• To be done: Copy the entries verbatim from the very first line through the line containing "token: c2 = Root(2) xyxy=(33,405,158,420)", including that line.

• Stored dataset entries:
<<<<

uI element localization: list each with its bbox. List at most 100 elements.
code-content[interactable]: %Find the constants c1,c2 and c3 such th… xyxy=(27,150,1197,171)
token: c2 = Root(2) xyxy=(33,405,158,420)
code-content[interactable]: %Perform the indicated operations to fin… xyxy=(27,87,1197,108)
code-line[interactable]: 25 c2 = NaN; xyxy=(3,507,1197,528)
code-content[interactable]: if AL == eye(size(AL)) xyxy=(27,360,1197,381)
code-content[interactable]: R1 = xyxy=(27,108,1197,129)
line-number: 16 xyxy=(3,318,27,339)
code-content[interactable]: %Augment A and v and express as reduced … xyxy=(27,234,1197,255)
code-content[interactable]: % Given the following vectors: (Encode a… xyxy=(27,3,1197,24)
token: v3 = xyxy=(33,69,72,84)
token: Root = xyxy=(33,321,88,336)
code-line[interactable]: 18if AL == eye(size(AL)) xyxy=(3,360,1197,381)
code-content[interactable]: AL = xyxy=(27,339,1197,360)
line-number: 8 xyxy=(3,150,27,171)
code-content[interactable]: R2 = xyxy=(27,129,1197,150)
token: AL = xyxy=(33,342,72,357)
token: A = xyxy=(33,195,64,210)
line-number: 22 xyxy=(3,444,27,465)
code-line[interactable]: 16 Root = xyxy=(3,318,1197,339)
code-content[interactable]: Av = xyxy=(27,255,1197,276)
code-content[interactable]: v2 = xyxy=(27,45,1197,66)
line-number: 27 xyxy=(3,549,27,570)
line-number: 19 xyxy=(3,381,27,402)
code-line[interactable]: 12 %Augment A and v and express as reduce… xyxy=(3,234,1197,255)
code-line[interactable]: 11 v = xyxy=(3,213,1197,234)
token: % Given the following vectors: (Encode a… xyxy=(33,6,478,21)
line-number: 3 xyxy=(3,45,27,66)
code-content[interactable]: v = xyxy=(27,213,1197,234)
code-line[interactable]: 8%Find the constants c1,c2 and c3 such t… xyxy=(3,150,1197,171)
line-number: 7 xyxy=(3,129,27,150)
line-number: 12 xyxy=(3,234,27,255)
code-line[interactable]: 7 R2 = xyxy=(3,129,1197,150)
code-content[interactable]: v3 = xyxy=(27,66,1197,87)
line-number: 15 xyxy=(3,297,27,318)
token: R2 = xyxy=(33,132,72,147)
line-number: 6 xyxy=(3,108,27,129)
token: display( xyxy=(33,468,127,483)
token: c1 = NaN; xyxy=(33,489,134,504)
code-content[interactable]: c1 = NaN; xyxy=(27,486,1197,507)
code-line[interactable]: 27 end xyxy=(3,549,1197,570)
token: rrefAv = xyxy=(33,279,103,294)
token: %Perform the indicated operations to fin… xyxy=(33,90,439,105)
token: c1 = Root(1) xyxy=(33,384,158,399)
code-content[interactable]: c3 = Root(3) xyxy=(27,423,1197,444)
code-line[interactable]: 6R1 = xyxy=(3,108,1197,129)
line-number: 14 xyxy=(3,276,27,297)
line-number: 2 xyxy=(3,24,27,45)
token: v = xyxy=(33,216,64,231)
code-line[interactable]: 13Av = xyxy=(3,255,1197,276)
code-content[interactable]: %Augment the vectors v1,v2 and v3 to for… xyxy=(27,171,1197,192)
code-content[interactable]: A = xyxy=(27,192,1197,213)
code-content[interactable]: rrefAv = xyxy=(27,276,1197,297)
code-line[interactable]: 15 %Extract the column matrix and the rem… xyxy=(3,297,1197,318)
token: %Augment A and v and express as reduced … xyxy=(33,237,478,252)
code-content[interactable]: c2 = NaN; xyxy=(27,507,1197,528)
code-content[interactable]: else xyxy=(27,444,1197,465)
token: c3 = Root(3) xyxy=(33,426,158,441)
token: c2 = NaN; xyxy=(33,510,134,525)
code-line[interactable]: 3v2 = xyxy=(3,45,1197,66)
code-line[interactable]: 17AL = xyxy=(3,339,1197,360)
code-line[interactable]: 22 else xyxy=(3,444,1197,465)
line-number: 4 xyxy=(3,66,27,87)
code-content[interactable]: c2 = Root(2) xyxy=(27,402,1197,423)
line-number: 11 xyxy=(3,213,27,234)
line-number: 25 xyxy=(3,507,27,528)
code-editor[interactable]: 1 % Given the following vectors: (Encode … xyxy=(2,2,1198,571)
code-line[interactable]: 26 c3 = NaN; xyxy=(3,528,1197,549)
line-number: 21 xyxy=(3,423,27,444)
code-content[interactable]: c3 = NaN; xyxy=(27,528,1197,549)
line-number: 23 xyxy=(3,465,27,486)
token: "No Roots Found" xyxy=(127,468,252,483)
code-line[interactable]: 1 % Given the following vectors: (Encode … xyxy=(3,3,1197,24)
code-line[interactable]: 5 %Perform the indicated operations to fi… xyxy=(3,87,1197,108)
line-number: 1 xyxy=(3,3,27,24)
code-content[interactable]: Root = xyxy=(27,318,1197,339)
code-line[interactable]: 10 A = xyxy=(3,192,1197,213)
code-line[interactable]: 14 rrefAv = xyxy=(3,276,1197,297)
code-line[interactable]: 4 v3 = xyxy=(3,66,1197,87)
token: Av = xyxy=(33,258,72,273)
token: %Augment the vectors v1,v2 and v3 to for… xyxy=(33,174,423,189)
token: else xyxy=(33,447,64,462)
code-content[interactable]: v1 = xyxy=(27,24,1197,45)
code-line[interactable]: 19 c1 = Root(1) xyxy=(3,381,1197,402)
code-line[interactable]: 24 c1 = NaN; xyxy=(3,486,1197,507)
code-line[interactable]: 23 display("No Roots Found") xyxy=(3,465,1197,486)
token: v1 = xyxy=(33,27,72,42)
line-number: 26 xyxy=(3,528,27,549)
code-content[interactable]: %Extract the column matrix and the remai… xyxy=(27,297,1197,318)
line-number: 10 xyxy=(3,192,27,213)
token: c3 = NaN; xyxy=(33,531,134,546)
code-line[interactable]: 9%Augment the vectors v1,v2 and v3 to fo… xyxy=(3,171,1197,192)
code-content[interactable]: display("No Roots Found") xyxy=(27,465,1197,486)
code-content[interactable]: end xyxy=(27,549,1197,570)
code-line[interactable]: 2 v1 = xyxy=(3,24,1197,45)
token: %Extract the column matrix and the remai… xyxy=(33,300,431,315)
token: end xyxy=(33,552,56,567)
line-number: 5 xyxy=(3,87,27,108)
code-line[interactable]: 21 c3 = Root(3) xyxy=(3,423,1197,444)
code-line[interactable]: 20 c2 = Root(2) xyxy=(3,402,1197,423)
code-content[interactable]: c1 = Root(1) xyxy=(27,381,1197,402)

>>>>

• Result of the exercise:
uI element localization: list each with its bbox. List at most 100 elements.
code-content[interactable]: %Find the constants c1,c2 and c3 such th… xyxy=(27,150,1197,171)
token: c2 = Root(2) xyxy=(33,405,158,420)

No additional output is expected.